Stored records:
## start
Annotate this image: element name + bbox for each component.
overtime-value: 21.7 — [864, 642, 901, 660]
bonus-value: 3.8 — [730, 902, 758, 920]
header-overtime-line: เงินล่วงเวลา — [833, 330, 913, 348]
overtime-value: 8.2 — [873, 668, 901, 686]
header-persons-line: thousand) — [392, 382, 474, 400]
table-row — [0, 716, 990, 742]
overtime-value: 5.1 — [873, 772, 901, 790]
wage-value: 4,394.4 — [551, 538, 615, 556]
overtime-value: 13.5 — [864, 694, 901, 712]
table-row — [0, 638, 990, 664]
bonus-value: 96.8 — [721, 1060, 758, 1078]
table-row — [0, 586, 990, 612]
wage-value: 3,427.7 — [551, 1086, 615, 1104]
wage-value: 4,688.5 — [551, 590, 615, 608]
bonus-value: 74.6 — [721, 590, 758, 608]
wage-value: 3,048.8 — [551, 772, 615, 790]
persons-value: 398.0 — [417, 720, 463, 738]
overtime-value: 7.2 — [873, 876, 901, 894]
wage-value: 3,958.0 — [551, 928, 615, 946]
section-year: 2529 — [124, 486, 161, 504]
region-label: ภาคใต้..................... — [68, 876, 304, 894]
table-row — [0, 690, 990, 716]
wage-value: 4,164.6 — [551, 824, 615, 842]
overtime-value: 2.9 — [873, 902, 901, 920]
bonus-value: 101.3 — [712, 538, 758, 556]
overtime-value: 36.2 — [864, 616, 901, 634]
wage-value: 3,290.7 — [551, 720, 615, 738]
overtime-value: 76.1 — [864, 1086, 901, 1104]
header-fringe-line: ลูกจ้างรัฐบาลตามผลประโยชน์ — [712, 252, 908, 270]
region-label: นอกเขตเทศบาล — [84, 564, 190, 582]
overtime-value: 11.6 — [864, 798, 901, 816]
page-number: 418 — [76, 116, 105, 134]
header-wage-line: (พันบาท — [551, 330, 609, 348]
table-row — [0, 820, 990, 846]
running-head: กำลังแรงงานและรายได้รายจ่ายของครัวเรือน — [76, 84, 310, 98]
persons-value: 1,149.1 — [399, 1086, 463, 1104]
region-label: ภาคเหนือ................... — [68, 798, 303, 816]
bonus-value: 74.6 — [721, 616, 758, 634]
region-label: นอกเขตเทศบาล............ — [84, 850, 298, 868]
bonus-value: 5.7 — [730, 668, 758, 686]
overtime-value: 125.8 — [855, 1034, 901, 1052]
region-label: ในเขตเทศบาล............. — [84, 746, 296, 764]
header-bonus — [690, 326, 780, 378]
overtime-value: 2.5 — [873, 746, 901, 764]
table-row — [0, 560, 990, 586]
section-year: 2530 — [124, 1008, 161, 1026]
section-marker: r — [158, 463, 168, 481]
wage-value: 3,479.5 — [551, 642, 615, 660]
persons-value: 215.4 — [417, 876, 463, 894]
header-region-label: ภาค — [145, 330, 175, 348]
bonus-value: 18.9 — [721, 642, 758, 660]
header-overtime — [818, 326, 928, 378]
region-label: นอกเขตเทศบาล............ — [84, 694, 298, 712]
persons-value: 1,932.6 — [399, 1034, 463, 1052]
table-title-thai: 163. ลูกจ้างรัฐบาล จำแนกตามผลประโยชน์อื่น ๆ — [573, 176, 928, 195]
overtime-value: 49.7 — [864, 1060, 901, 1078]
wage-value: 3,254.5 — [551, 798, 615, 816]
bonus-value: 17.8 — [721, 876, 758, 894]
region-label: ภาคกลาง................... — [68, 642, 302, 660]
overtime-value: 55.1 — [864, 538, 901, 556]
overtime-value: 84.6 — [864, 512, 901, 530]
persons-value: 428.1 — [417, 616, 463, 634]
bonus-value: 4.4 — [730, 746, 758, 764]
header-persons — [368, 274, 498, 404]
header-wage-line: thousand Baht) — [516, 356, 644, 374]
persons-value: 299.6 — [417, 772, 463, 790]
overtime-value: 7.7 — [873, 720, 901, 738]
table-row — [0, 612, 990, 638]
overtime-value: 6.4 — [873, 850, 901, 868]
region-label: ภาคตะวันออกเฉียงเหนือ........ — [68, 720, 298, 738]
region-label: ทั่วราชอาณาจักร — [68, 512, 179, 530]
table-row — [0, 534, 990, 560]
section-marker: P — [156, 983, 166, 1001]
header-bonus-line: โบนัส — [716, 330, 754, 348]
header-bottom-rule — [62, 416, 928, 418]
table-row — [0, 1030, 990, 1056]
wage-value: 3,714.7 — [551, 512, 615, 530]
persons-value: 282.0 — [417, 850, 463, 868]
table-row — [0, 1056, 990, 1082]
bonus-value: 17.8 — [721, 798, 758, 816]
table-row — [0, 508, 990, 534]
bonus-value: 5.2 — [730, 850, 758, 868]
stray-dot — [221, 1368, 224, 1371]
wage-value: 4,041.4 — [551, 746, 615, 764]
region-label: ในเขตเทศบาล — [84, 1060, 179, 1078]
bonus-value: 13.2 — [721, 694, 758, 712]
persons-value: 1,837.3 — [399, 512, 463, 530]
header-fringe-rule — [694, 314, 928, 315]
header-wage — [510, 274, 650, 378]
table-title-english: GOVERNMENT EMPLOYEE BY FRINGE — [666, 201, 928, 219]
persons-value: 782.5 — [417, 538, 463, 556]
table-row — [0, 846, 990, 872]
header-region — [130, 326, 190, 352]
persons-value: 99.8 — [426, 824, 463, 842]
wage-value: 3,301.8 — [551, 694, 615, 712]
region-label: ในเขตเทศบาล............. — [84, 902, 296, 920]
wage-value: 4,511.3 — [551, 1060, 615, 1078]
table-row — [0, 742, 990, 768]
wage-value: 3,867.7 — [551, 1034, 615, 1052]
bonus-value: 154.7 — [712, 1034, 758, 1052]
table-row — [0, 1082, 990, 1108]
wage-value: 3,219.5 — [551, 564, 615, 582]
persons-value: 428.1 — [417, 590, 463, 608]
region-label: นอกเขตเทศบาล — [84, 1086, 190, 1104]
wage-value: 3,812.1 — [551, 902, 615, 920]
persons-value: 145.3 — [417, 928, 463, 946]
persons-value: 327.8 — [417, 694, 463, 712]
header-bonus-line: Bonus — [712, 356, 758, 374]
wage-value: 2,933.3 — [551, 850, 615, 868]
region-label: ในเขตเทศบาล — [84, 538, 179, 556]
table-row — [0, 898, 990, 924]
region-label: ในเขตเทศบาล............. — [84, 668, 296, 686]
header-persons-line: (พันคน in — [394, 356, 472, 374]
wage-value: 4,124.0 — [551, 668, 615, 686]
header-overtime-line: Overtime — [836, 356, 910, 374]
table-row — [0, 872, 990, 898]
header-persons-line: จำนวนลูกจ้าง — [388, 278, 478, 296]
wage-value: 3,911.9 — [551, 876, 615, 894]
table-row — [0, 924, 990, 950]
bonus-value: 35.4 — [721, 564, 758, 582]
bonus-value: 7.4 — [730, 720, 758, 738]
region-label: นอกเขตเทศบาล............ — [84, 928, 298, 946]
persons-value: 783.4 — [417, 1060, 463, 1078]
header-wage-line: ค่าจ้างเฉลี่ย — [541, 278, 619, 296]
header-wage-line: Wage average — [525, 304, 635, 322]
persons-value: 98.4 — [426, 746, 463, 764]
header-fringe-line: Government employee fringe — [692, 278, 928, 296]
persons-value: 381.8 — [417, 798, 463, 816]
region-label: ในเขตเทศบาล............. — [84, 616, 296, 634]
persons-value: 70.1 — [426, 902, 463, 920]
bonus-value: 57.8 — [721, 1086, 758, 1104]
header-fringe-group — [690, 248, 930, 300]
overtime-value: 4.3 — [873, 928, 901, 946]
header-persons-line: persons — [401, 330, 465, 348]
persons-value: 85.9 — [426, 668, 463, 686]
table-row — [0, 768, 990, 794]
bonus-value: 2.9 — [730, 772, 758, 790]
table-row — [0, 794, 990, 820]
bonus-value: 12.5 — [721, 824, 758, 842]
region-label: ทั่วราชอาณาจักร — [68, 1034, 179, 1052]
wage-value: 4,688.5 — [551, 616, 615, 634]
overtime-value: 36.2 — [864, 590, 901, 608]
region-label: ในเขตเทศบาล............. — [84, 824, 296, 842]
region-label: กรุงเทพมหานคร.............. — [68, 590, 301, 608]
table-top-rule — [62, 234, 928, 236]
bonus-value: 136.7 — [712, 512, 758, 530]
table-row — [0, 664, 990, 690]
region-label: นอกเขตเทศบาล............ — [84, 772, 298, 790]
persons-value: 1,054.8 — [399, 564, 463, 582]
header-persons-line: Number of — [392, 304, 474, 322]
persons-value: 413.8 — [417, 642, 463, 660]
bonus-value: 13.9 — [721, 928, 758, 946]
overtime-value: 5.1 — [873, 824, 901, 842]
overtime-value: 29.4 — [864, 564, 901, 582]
## end
● **Task to complete**:
Output the records from their first line through the line that contains "table-row — [0, 820, 990, 846]", including both of those lines, and copy every line without changes.

● **Solution to this exercise**:
Annotate this image: element name + bbox for each component.
overtime-value: 21.7 — [864, 642, 901, 660]
bonus-value: 3.8 — [730, 902, 758, 920]
header-overtime-line: เงินล่วงเวลา — [833, 330, 913, 348]
overtime-value: 8.2 — [873, 668, 901, 686]
header-persons-line: thousand) — [392, 382, 474, 400]
table-row — [0, 716, 990, 742]
overtime-value: 5.1 — [873, 772, 901, 790]
wage-value: 4,394.4 — [551, 538, 615, 556]
overtime-value: 13.5 — [864, 694, 901, 712]
table-row — [0, 638, 990, 664]
bonus-value: 96.8 — [721, 1060, 758, 1078]
table-row — [0, 586, 990, 612]
wage-value: 3,427.7 — [551, 1086, 615, 1104]
wage-value: 4,688.5 — [551, 590, 615, 608]
bonus-value: 74.6 — [721, 590, 758, 608]
wage-value: 3,048.8 — [551, 772, 615, 790]
persons-value: 398.0 — [417, 720, 463, 738]
overtime-value: 7.2 — [873, 876, 901, 894]
wage-value: 3,958.0 — [551, 928, 615, 946]
section-year: 2529 — [124, 486, 161, 504]
region-label: ภาคใต้..................... — [68, 876, 304, 894]
table-row — [0, 690, 990, 716]
wage-value: 4,164.6 — [551, 824, 615, 842]
overtime-value: 2.9 — [873, 902, 901, 920]
bonus-value: 101.3 — [712, 538, 758, 556]
overtime-value: 36.2 — [864, 616, 901, 634]
wage-value: 3,290.7 — [551, 720, 615, 738]
overtime-value: 76.1 — [864, 1086, 901, 1104]
header-fringe-line: ลูกจ้างรัฐบาลตามผลประโยชน์ — [712, 252, 908, 270]
region-label: นอกเขตเทศบาล — [84, 564, 190, 582]
overtime-value: 11.6 — [864, 798, 901, 816]
page-number: 418 — [76, 116, 105, 134]
header-wage-line: (พันบาท — [551, 330, 609, 348]
table-row — [0, 820, 990, 846]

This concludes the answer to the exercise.